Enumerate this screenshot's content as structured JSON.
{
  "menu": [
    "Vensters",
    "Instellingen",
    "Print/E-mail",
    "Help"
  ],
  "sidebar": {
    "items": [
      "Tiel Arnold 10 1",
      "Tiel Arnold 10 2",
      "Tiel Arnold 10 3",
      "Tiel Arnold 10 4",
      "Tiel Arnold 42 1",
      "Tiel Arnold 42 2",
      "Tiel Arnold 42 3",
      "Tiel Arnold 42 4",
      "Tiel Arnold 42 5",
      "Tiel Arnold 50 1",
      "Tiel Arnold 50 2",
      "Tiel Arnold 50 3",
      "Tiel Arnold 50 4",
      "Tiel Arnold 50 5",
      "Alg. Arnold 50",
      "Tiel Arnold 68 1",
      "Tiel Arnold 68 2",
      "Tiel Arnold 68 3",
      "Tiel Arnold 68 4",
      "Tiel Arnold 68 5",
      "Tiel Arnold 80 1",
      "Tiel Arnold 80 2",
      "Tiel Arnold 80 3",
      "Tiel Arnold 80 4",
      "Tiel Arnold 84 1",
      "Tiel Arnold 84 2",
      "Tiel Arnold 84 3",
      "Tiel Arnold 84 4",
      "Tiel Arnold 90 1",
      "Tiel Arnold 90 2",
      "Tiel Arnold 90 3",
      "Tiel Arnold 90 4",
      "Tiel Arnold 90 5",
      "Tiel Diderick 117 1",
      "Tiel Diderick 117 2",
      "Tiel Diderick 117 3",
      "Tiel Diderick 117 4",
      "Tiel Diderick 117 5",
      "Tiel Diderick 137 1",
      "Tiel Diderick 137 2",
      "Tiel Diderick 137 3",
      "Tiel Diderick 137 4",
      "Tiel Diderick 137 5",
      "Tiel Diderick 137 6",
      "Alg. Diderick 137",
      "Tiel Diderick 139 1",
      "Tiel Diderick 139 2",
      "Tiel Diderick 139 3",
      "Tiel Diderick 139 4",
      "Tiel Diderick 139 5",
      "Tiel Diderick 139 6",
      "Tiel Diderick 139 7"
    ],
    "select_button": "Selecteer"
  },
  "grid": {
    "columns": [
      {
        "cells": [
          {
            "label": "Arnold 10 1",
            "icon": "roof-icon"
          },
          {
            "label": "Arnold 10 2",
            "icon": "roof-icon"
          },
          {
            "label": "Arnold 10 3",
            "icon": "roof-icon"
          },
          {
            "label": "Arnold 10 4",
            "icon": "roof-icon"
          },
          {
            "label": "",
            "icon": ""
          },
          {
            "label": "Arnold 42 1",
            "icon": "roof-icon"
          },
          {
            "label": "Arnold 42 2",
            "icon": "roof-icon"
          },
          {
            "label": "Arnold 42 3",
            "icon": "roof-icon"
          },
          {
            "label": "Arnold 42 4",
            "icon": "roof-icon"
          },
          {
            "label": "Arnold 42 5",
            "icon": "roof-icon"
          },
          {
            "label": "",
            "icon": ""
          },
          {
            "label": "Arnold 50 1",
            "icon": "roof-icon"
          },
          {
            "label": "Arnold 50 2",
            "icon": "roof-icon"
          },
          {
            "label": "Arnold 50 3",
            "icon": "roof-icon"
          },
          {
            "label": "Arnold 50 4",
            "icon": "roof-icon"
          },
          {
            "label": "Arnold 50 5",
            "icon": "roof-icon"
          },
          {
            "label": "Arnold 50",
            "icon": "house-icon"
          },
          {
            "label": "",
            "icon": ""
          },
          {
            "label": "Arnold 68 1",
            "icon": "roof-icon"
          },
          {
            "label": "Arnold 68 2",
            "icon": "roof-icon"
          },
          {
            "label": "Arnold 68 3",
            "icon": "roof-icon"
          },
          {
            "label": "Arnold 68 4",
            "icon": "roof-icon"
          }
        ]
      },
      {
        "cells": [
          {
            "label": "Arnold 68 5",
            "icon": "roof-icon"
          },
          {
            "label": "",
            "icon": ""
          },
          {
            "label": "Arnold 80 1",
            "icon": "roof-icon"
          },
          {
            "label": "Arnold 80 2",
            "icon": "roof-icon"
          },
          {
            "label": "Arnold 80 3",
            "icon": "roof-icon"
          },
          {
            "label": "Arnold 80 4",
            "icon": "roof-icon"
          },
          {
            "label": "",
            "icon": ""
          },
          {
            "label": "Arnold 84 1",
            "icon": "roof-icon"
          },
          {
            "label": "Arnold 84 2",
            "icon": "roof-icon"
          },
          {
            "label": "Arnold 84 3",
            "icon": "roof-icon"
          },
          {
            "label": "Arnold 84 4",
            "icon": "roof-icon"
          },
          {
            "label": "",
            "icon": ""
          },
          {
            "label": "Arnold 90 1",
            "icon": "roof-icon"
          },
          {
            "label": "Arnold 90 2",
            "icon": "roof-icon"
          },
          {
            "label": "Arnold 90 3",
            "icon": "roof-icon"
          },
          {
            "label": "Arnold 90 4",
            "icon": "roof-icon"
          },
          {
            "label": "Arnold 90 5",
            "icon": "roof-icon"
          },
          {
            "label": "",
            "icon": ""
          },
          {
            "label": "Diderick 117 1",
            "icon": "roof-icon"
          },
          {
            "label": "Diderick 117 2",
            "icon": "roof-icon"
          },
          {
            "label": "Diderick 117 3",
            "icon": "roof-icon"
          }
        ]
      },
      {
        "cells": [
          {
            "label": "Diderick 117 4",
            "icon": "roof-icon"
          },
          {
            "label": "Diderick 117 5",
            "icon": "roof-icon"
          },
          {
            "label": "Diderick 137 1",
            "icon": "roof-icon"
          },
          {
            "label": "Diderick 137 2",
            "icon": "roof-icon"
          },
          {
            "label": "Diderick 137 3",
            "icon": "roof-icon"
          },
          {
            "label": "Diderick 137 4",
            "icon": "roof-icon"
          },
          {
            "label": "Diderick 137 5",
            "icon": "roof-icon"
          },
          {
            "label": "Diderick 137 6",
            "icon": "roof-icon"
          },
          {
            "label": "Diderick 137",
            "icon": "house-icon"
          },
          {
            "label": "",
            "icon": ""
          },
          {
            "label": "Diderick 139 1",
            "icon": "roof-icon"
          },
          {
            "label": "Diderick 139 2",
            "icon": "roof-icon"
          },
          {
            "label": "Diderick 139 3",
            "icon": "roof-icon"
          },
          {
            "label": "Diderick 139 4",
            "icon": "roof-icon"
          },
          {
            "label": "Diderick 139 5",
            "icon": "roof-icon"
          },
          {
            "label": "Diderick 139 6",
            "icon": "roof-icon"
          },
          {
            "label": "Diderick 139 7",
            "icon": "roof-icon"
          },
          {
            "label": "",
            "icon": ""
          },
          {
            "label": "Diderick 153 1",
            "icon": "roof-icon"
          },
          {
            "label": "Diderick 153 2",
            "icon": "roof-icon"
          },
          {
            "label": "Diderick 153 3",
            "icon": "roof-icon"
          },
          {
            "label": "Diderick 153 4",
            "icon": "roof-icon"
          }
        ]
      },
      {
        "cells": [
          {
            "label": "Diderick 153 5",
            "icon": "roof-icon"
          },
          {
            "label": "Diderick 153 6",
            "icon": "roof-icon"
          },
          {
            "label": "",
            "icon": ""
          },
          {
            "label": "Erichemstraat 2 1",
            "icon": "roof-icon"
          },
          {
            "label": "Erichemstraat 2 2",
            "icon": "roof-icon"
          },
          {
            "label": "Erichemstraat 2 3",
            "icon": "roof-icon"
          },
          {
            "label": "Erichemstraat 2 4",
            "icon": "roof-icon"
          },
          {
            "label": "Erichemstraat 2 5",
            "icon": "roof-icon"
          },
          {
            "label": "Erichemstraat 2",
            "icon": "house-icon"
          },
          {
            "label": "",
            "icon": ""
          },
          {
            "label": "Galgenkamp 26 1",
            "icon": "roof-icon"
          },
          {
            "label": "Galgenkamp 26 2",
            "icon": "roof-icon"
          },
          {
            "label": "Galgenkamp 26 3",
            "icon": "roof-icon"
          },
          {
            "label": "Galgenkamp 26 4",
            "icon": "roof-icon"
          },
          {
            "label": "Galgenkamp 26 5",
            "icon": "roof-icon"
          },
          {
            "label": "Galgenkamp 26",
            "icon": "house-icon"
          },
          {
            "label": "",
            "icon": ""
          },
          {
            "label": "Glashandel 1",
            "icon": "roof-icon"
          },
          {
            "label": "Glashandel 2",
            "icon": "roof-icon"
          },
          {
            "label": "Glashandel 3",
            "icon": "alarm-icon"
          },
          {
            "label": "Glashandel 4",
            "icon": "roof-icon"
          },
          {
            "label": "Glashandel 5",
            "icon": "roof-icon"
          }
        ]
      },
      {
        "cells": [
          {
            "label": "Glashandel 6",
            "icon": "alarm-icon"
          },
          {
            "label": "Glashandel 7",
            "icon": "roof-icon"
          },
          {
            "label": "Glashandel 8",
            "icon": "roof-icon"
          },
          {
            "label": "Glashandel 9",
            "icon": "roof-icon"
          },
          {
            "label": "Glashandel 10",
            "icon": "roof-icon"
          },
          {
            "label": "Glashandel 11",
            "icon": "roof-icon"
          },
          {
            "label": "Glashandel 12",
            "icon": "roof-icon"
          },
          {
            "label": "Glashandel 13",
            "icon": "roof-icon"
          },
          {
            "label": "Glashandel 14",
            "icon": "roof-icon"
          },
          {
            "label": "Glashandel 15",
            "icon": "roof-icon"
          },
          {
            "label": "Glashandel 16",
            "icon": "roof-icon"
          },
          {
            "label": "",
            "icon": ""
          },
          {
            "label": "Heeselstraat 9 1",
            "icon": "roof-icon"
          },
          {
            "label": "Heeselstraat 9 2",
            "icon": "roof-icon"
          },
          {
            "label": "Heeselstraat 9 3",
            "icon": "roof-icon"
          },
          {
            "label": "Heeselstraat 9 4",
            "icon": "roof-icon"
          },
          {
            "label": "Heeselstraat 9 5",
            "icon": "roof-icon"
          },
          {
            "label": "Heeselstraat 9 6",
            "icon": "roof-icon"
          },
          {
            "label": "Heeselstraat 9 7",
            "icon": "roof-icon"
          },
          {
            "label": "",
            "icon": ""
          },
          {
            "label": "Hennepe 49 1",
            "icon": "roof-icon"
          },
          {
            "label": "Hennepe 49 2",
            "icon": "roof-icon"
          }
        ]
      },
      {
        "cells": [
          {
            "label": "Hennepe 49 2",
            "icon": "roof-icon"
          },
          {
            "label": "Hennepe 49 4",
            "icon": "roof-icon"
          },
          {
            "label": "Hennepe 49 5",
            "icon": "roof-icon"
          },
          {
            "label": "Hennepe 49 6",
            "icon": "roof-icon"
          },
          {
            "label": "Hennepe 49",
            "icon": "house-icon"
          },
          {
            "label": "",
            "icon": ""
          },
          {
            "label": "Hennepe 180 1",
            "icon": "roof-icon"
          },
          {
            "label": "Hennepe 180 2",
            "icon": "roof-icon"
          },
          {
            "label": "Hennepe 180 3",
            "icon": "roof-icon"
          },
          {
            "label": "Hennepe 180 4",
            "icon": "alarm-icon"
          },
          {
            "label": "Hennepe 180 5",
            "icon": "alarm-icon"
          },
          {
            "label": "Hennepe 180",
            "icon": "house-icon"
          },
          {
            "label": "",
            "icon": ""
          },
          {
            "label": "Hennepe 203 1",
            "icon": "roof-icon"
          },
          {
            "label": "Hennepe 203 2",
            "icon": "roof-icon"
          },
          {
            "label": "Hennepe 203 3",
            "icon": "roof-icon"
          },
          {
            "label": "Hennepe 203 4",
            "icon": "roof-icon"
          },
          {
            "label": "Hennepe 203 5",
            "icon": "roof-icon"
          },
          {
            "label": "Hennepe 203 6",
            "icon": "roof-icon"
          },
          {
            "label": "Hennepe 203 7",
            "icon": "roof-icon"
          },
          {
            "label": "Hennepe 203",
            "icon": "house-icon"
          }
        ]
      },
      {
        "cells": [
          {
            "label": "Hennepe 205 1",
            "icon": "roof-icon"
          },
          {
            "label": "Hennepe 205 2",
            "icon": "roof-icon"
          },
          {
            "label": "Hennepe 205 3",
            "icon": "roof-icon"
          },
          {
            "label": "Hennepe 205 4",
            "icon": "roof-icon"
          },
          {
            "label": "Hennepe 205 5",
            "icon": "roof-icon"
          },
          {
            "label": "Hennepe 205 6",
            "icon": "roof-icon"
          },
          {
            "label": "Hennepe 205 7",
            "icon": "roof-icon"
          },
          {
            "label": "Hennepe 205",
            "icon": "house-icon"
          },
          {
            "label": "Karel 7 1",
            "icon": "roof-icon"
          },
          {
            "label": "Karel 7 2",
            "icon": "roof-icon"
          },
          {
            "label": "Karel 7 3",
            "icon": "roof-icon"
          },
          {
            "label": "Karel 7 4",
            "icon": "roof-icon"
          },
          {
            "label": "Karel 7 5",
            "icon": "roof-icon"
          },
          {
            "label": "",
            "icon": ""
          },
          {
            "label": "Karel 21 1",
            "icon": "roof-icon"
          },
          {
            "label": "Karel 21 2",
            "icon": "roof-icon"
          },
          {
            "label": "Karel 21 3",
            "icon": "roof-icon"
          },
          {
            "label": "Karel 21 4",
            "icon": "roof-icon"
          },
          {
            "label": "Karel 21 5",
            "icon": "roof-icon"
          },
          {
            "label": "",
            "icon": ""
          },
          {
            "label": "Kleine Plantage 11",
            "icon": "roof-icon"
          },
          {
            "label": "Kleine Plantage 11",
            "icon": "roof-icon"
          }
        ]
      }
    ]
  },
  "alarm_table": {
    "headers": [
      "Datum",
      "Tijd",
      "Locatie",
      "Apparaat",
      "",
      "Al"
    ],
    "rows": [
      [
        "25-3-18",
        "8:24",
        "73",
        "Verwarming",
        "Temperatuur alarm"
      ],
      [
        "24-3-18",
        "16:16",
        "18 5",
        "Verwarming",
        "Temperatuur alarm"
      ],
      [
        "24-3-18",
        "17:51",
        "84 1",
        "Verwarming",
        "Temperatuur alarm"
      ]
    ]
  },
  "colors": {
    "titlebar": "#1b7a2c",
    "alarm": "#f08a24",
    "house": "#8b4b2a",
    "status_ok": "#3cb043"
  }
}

☆ ☆ ☆

Task goal: Copy out all lines that carry the word "Erichemstraat".

Problem solution:
            "label": "Erichemstraat 2 1",
            "label": "Erichemstraat 2 2",
            "label": "Erichemstraat 2 3",
            "label": "Erichemstraat 2 4",
            "label": "Erichemstraat 2 5",
            "label": "Erichemstraat 2",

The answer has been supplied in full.